-- EXERCISE AIM --
Find all lines in the listing that include the word "hormony", then copy them.

-- RECORDS PROVIDED --
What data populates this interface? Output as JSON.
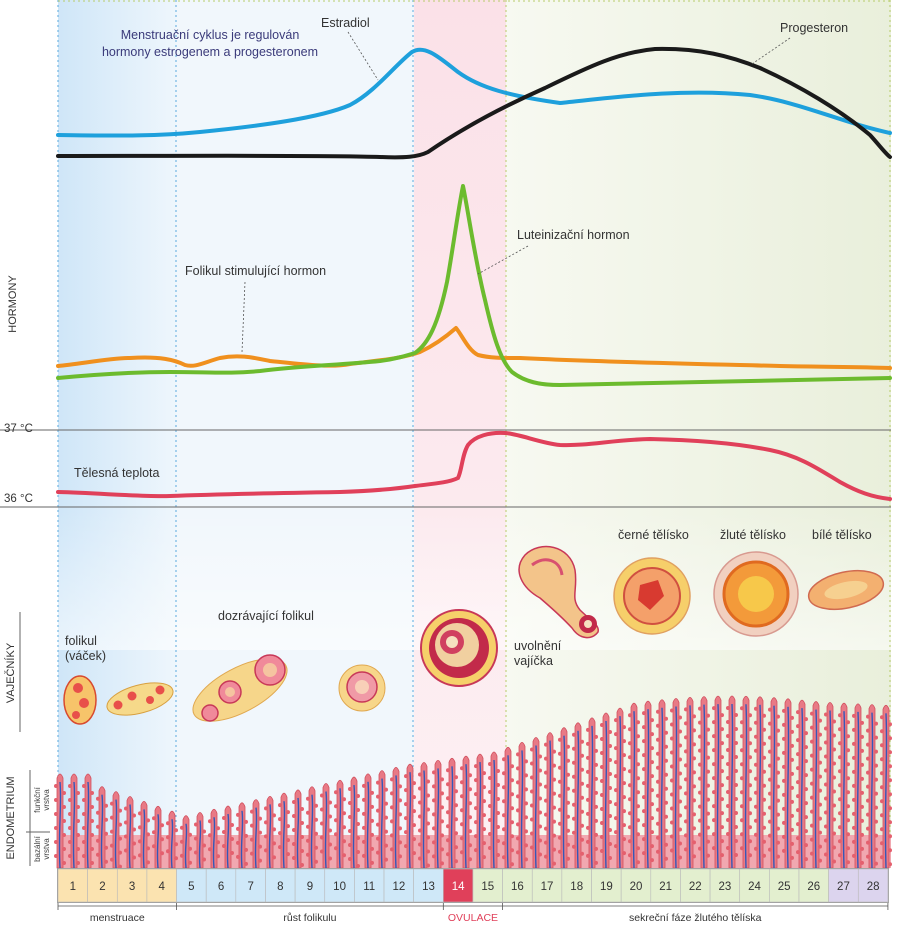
{
  "title_lines": [
    "Menstruační cyklus je regulován",
    "hormony estrogenem a progesteronem"
  ],
  "section_labels": {
    "hormony": "HORMONY",
    "vajecniky": "VAJEČNÍKY",
    "endometrium": "ENDOMETRIUM",
    "funkcni_vrstva": [
      "funkční",
      "vrstva"
    ],
    "bazalni_vrstva": [
      "bazální",
      "vrstva"
    ]
  },
  "hormone_labels": {
    "estradiol": "Estradiol",
    "progesteron": "Progesteron",
    "lh": "Luteinizační hormon",
    "fsh": "Folikul stimulující hormon"
  },
  "temperature": {
    "label": "Tělesná teplota",
    "tick_high": "37 °C",
    "tick_low": "36 °C"
  },
  "ovary_labels": {
    "folikul": [
      "folikul",
      "(váček)"
    ],
    "dozravajici": "dozrávající folikul",
    "uvolneni": [
      "uvolnění",
      "vajíčka"
    ],
    "cerne": "černé tělísko",
    "zlute": "žluté tělísko",
    "bile": "bílé tělísko"
  },
  "days": [
    "1",
    "2",
    "3",
    "4",
    "5",
    "6",
    "7",
    "8",
    "9",
    "10",
    "11",
    "12",
    "13",
    "14",
    "15",
    "16",
    "17",
    "18",
    "19",
    "20",
    "21",
    "22",
    "23",
    "24",
    "25",
    "26",
    "27",
    "28"
  ],
  "phases": [
    {
      "label": "menstruace",
      "from_day": 1,
      "to_day": 4
    },
    {
      "label": "růst folikulu",
      "from_day": 5,
      "to_day": 13
    },
    {
      "label": "OVULACE",
      "from_day": 14,
      "to_day": 15
    },
    {
      "label": "sekreční fáze žlutého tělíska",
      "from_day": 16,
      "to_day": 28
    }
  ],
  "colors": {
    "estradiol": "#1ea0dc",
    "progesteron": "#1a1a1a",
    "lh": "#6cbb2e",
    "fsh": "#f0901e",
    "temperature": "#e0405a",
    "menstruation_bg": "#d8ecfa",
    "ovulation_bg": "#fbe4ea",
    "luteal_bg": "#eef3e2",
    "day_menstruation": "#fbe3b0",
    "day_follicular": "#cfe8f8",
    "day_ovulation": "#e0405a",
    "day_luteal": "#e3efcf",
    "day_late": "#dcd4ee",
    "ovulation_text": "#e0405a",
    "label_text": "#333333",
    "title_text": "#3a3a7a"
  }
}
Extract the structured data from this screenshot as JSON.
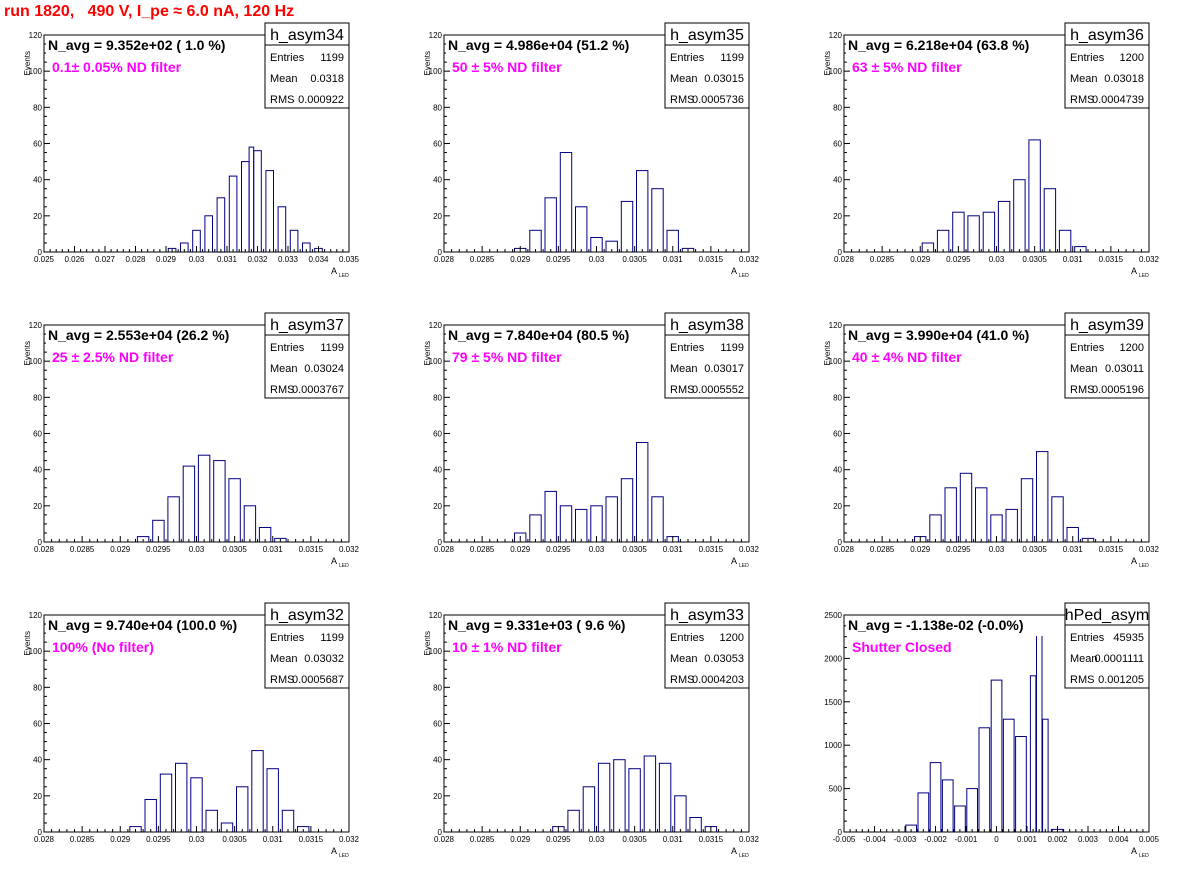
{
  "run_title": "run 1820,   490 V, I_pe ≈ 6.0 nA, 120 Hz",
  "y_axis_label": "Events",
  "x_axis_label_main": "A",
  "x_axis_label_sub": "LED",
  "stats_labels": [
    "Entries",
    "Mean",
    "RMS"
  ],
  "colors": {
    "histogram": "#000080",
    "annotation": "#ff00ff",
    "title": "#ff0000",
    "frame": "#000000"
  },
  "chart_data": [
    {
      "type": "bar",
      "name": "h_asym34",
      "navg": "N_avg = 9.352e+02 ( 1.0 %)",
      "filter": "0.1± 0.05% ND filter",
      "entries": "1199",
      "mean": "0.0318",
      "rms": "0.000922",
      "xlim": [
        0.025,
        0.035
      ],
      "ylim": [
        0,
        120
      ],
      "xticks": [
        0.025,
        0.026,
        0.027,
        0.028,
        0.029,
        0.03,
        0.031,
        0.032,
        0.033,
        0.034,
        0.035
      ],
      "xtick_labels": [
        "0.025",
        "0.026",
        "0.027",
        "0.028",
        "0.029",
        "0.03",
        "0.031",
        "0.032",
        "0.033",
        "0.034",
        "0.035"
      ],
      "yticks": [
        0,
        20,
        40,
        60,
        80,
        100,
        120
      ],
      "ytick_labels": [
        "0",
        "20",
        "40",
        "60",
        "80",
        "100",
        "120"
      ],
      "xlabel": "A LED",
      "ylabel": "Events",
      "centers": [
        0.0292,
        0.0296,
        0.03,
        0.0304,
        0.0308,
        0.0312,
        0.0316,
        0.0318,
        0.032,
        0.0324,
        0.0328,
        0.0332,
        0.0336,
        0.034
      ],
      "heights": [
        2,
        5,
        12,
        20,
        30,
        42,
        50,
        58,
        56,
        45,
        25,
        12,
        5,
        2
      ],
      "widths": [
        0.00025,
        0.00025,
        0.00025,
        0.00025,
        0.00025,
        0.00025,
        0.00025,
        0.00015,
        0.00025,
        0.00025,
        0.00025,
        0.00025,
        0.00025,
        0.00025
      ]
    },
    {
      "type": "bar",
      "name": "h_asym35",
      "navg": "N_avg = 4.986e+04 (51.2 %)",
      "filter": "50 ± 5% ND filter",
      "entries": "1199",
      "mean": "0.03015",
      "rms": "0.0005736",
      "xlim": [
        0.028,
        0.032
      ],
      "ylim": [
        0,
        120
      ],
      "xticks": [
        0.028,
        0.0285,
        0.029,
        0.0295,
        0.03,
        0.0305,
        0.031,
        0.0315,
        0.032
      ],
      "xtick_labels": [
        "0.028",
        "0.0285",
        "0.029",
        "0.0295",
        "0.03",
        "0.0305",
        "0.031",
        "0.0315",
        "0.032"
      ],
      "yticks": [
        0,
        20,
        40,
        60,
        80,
        100,
        120
      ],
      "ytick_labels": [
        "0",
        "20",
        "40",
        "60",
        "80",
        "100",
        "120"
      ],
      "xlabel": "A LED",
      "ylabel": "Events",
      "centers": [
        0.029,
        0.0292,
        0.0294,
        0.0296,
        0.0298,
        0.03,
        0.0302,
        0.0304,
        0.0306,
        0.0308,
        0.031,
        0.0312
      ],
      "heights": [
        2,
        12,
        30,
        55,
        25,
        8,
        6,
        28,
        45,
        35,
        12,
        2
      ],
      "widths": [
        0.00015,
        0.00015,
        0.00015,
        0.00015,
        0.00015,
        0.00015,
        0.00015,
        0.00015,
        0.00015,
        0.00015,
        0.00015,
        0.00015
      ]
    },
    {
      "type": "bar",
      "name": "h_asym36",
      "navg": "N_avg = 6.218e+04 (63.8 %)",
      "filter": "63 ± 5% ND filter",
      "entries": "1200",
      "mean": "0.03018",
      "rms": "0.0004739",
      "xlim": [
        0.028,
        0.032
      ],
      "ylim": [
        0,
        120
      ],
      "xticks": [
        0.028,
        0.0285,
        0.029,
        0.0295,
        0.03,
        0.0305,
        0.031,
        0.0315,
        0.032
      ],
      "xtick_labels": [
        "0.028",
        "0.0285",
        "0.029",
        "0.0295",
        "0.03",
        "0.0305",
        "0.031",
        "0.0315",
        "0.032"
      ],
      "yticks": [
        0,
        20,
        40,
        60,
        80,
        100,
        120
      ],
      "ytick_labels": [
        "0",
        "20",
        "40",
        "60",
        "80",
        "100",
        "120"
      ],
      "xlabel": "A LED",
      "ylabel": "Events",
      "centers": [
        0.0291,
        0.0293,
        0.0295,
        0.0297,
        0.0299,
        0.0301,
        0.0303,
        0.0305,
        0.0307,
        0.0309,
        0.0311
      ],
      "heights": [
        5,
        12,
        22,
        20,
        22,
        28,
        40,
        62,
        35,
        12,
        3
      ],
      "widths": [
        0.00015,
        0.00015,
        0.00015,
        0.00015,
        0.00015,
        0.00015,
        0.00015,
        0.00015,
        0.00015,
        0.00015,
        0.00015
      ]
    },
    {
      "type": "bar",
      "name": "h_asym37",
      "navg": "N_avg = 2.553e+04 (26.2 %)",
      "filter": "25 ± 2.5% ND filter",
      "entries": "1199",
      "mean": "0.03024",
      "rms": "0.0003767",
      "xlim": [
        0.028,
        0.032
      ],
      "ylim": [
        0,
        120
      ],
      "xticks": [
        0.028,
        0.0285,
        0.029,
        0.0295,
        0.03,
        0.0305,
        0.031,
        0.0315,
        0.032
      ],
      "xtick_labels": [
        "0.028",
        "0.0285",
        "0.029",
        "0.0295",
        "0.03",
        "0.0305",
        "0.031",
        "0.0315",
        "0.032"
      ],
      "yticks": [
        0,
        20,
        40,
        60,
        80,
        100,
        120
      ],
      "ytick_labels": [
        "0",
        "20",
        "40",
        "60",
        "80",
        "100",
        "120"
      ],
      "xlabel": "A LED",
      "ylabel": "Events",
      "centers": [
        0.0293,
        0.0295,
        0.0297,
        0.0299,
        0.0301,
        0.0303,
        0.0305,
        0.0307,
        0.0309,
        0.0311
      ],
      "heights": [
        3,
        12,
        25,
        42,
        48,
        45,
        35,
        20,
        8,
        2
      ],
      "widths": [
        0.00015,
        0.00015,
        0.00015,
        0.00015,
        0.00015,
        0.00015,
        0.00015,
        0.00015,
        0.00015,
        0.00015
      ]
    },
    {
      "type": "bar",
      "name": "h_asym38",
      "navg": "N_avg = 7.840e+04 (80.5 %)",
      "filter": "79 ± 5% ND filter",
      "entries": "1199",
      "mean": "0.03017",
      "rms": "0.0005552",
      "xlim": [
        0.028,
        0.032
      ],
      "ylim": [
        0,
        120
      ],
      "xticks": [
        0.028,
        0.0285,
        0.029,
        0.0295,
        0.03,
        0.0305,
        0.031,
        0.0315,
        0.032
      ],
      "xtick_labels": [
        "0.028",
        "0.0285",
        "0.029",
        "0.0295",
        "0.03",
        "0.0305",
        "0.031",
        "0.0315",
        "0.032"
      ],
      "yticks": [
        0,
        20,
        40,
        60,
        80,
        100,
        120
      ],
      "ytick_labels": [
        "0",
        "20",
        "40",
        "60",
        "80",
        "100",
        "120"
      ],
      "xlabel": "A LED",
      "ylabel": "Events",
      "centers": [
        0.029,
        0.0292,
        0.0294,
        0.0296,
        0.0298,
        0.03,
        0.0302,
        0.0304,
        0.0306,
        0.0308,
        0.031
      ],
      "heights": [
        5,
        15,
        28,
        20,
        18,
        20,
        25,
        35,
        55,
        25,
        3
      ],
      "widths": [
        0.00015,
        0.00015,
        0.00015,
        0.00015,
        0.00015,
        0.00015,
        0.00015,
        0.00015,
        0.00015,
        0.00015,
        0.00015
      ]
    },
    {
      "type": "bar",
      "name": "h_asym39",
      "navg": "N_avg = 3.990e+04 (41.0 %)",
      "filter": "40 ± 4% ND filter",
      "entries": "1200",
      "mean": "0.03011",
      "rms": "0.0005196",
      "xlim": [
        0.028,
        0.032
      ],
      "ylim": [
        0,
        120
      ],
      "xticks": [
        0.028,
        0.0285,
        0.029,
        0.0295,
        0.03,
        0.0305,
        0.031,
        0.0315,
        0.032
      ],
      "xtick_labels": [
        "0.028",
        "0.0285",
        "0.029",
        "0.0295",
        "0.03",
        "0.0305",
        "0.031",
        "0.0315",
        "0.032"
      ],
      "yticks": [
        0,
        20,
        40,
        60,
        80,
        100,
        120
      ],
      "ytick_labels": [
        "0",
        "20",
        "40",
        "60",
        "80",
        "100",
        "120"
      ],
      "xlabel": "A LED",
      "ylabel": "Events",
      "centers": [
        0.029,
        0.0292,
        0.0294,
        0.0296,
        0.0298,
        0.03,
        0.0302,
        0.0304,
        0.0306,
        0.0308,
        0.031,
        0.0312
      ],
      "heights": [
        3,
        15,
        30,
        38,
        30,
        15,
        18,
        35,
        50,
        25,
        8,
        2
      ],
      "widths": [
        0.00015,
        0.00015,
        0.00015,
        0.00015,
        0.00015,
        0.00015,
        0.00015,
        0.00015,
        0.00015,
        0.00015,
        0.00015,
        0.00015
      ]
    },
    {
      "type": "bar",
      "name": "h_asym32",
      "navg": "N_avg = 9.740e+04 (100.0 %)",
      "filter": "100% (No filter)",
      "entries": "1199",
      "mean": "0.03032",
      "rms": "0.0005687",
      "xlim": [
        0.028,
        0.032
      ],
      "ylim": [
        0,
        120
      ],
      "xticks": [
        0.028,
        0.0285,
        0.029,
        0.0295,
        0.03,
        0.0305,
        0.031,
        0.0315,
        0.032
      ],
      "xtick_labels": [
        "0.028",
        "0.0285",
        "0.029",
        "0.0295",
        "0.03",
        "0.0305",
        "0.031",
        "0.0315",
        "0.032"
      ],
      "yticks": [
        0,
        20,
        40,
        60,
        80,
        100,
        120
      ],
      "ytick_labels": [
        "0",
        "20",
        "40",
        "60",
        "80",
        "100",
        "120"
      ],
      "xlabel": "A LED",
      "ylabel": "Events",
      "centers": [
        0.0292,
        0.0294,
        0.0296,
        0.0298,
        0.03,
        0.0302,
        0.0304,
        0.0306,
        0.0308,
        0.031,
        0.0312,
        0.0314
      ],
      "heights": [
        3,
        18,
        32,
        38,
        30,
        12,
        5,
        25,
        45,
        35,
        12,
        3
      ],
      "widths": [
        0.00015,
        0.00015,
        0.00015,
        0.00015,
        0.00015,
        0.00015,
        0.00015,
        0.00015,
        0.00015,
        0.00015,
        0.00015,
        0.00015
      ]
    },
    {
      "type": "bar",
      "name": "h_asym33",
      "navg": "N_avg = 9.331e+03 ( 9.6 %)",
      "filter": "10 ± 1% ND filter",
      "entries": "1200",
      "mean": "0.03053",
      "rms": "0.0004203",
      "xlim": [
        0.028,
        0.032
      ],
      "ylim": [
        0,
        120
      ],
      "xticks": [
        0.028,
        0.0285,
        0.029,
        0.0295,
        0.03,
        0.0305,
        0.031,
        0.0315,
        0.032
      ],
      "xtick_labels": [
        "0.028",
        "0.0285",
        "0.029",
        "0.0295",
        "0.03",
        "0.0305",
        "0.031",
        "0.0315",
        "0.032"
      ],
      "yticks": [
        0,
        20,
        40,
        60,
        80,
        100,
        120
      ],
      "ytick_labels": [
        "0",
        "20",
        "40",
        "60",
        "80",
        "100",
        "120"
      ],
      "xlabel": "A LED",
      "ylabel": "Events",
      "centers": [
        0.0295,
        0.0297,
        0.0299,
        0.0301,
        0.0303,
        0.0305,
        0.0307,
        0.0309,
        0.0311,
        0.0313,
        0.0315
      ],
      "heights": [
        3,
        12,
        25,
        38,
        40,
        35,
        42,
        38,
        20,
        8,
        3
      ],
      "widths": [
        0.00015,
        0.00015,
        0.00015,
        0.00015,
        0.00015,
        0.00015,
        0.00015,
        0.00015,
        0.00015,
        0.00015,
        0.00015
      ]
    },
    {
      "type": "bar",
      "name": "hPed_asym",
      "navg": "N_avg = -1.138e-02 (-0.0%)",
      "filter": "Shutter Closed",
      "entries": "45935",
      "mean": "0.0001111",
      "rms": "0.001205",
      "xlim": [
        -0.005,
        0.005
      ],
      "ylim": [
        0,
        2500
      ],
      "xticks": [
        -0.005,
        -0.004,
        -0.003,
        -0.002,
        -0.001,
        0,
        0.001,
        0.002,
        0.003,
        0.004,
        0.005
      ],
      "xtick_labels": [
        "-0.005",
        "-0.004",
        "-0.003",
        "-0.002",
        "-0.001",
        "0",
        "0.001",
        "0.002",
        "0.003",
        "0.004",
        "0.005"
      ],
      "yticks": [
        0,
        500,
        1000,
        1500,
        2000,
        2500
      ],
      "ytick_labels": [
        "0",
        "500",
        "1000",
        "1500",
        "2000",
        "2500"
      ],
      "xlabel": "A LED",
      "ylabel": "",
      "centers": [
        -0.0028,
        -0.0024,
        -0.002,
        -0.0016,
        -0.0012,
        -0.0008,
        -0.0004,
        0,
        0.0004,
        0.0008,
        0.0012,
        0.0014,
        0.0016,
        0.002
      ],
      "heights": [
        80,
        450,
        800,
        600,
        300,
        500,
        1200,
        1750,
        1300,
        1100,
        1800,
        2400,
        1300,
        30
      ],
      "widths": [
        0.00035,
        0.00035,
        0.00035,
        0.00035,
        0.00035,
        0.00035,
        0.00035,
        0.00035,
        0.00035,
        0.00035,
        0.00018,
        0.00018,
        0.00018,
        0.00035
      ]
    }
  ]
}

-- ANSWER TO THE PROBLEM --
    "hormony estrogenem a progesteronem"
    "hormony": "HORMONY",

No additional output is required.